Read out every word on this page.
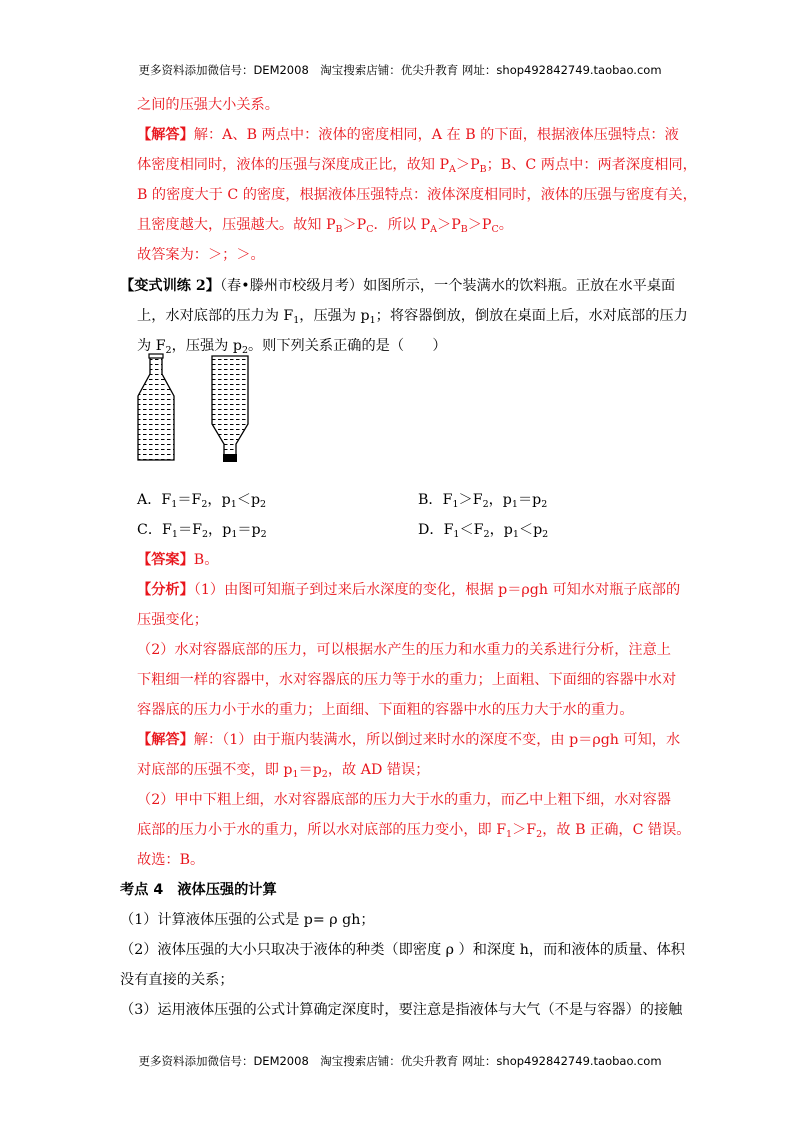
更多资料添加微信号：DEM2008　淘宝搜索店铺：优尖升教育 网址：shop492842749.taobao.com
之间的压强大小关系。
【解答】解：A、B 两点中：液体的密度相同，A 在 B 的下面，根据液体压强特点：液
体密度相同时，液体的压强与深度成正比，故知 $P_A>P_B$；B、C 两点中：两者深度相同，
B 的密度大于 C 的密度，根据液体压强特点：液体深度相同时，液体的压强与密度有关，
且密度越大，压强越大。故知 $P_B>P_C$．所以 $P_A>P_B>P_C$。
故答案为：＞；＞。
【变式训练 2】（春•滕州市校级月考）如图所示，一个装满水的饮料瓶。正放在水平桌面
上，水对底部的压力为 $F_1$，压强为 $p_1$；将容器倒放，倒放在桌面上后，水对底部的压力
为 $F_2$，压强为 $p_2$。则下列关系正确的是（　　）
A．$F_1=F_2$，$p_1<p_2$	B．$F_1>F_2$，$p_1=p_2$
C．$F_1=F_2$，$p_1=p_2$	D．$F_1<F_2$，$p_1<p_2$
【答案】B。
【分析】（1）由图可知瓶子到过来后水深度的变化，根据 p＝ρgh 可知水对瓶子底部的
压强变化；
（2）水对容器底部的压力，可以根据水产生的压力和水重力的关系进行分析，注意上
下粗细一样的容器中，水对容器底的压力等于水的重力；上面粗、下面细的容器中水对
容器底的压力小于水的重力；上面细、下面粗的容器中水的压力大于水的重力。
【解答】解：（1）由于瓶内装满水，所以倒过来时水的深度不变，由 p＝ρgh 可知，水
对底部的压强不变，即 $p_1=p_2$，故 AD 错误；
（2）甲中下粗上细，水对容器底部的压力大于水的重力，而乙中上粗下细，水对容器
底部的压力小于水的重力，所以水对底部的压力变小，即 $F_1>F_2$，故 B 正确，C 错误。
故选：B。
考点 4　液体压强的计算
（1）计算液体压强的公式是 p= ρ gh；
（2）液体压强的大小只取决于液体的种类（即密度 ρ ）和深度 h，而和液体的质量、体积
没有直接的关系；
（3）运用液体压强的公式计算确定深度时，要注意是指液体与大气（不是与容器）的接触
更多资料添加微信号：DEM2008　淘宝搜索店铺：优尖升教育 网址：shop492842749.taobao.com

= = = = =

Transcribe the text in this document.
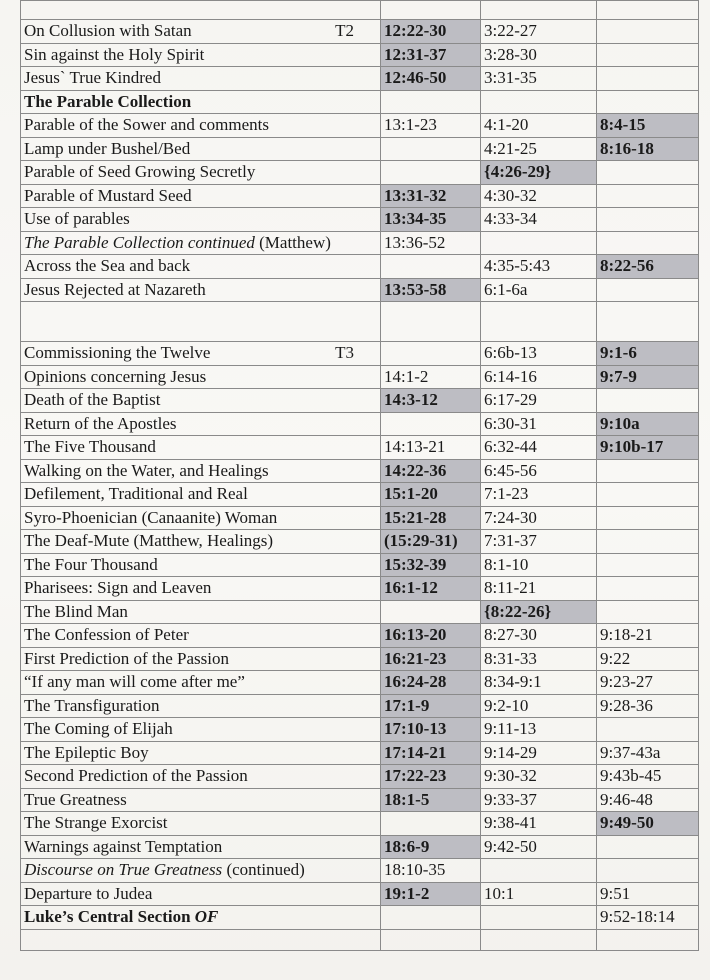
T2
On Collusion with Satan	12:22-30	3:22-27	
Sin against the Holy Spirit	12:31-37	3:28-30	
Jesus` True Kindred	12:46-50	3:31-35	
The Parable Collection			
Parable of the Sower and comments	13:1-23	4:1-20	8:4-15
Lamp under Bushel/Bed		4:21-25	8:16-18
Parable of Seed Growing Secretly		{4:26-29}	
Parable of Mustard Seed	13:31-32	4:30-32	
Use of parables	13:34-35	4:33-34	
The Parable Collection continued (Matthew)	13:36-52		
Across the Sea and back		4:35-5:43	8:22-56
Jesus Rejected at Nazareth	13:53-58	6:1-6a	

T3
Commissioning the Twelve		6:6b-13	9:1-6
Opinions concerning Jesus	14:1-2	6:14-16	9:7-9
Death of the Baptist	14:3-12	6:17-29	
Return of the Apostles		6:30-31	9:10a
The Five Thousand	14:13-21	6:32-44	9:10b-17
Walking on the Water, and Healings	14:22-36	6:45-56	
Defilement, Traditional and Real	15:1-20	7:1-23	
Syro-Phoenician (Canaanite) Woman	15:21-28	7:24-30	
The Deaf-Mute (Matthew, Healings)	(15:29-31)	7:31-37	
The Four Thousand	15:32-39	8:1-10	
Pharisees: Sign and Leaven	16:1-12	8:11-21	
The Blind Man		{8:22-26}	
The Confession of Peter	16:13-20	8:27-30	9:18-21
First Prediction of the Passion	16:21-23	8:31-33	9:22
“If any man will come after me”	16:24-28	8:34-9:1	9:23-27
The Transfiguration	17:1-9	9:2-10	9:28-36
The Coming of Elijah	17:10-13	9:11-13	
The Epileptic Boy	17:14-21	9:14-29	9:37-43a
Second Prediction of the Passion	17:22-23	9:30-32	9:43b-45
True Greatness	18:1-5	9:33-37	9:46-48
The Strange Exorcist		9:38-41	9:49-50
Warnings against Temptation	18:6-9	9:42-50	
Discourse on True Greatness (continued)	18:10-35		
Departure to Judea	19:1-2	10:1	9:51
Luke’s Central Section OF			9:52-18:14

= = = = =

### [REQUEST]
Where a line contains the string "Seed", extract that line.

### [EXERCISE ANSWER]
Parable of Seed Growing Secretly		{4:26-29}	
Parable of Mustard Seed	13:31-32	4:30-32	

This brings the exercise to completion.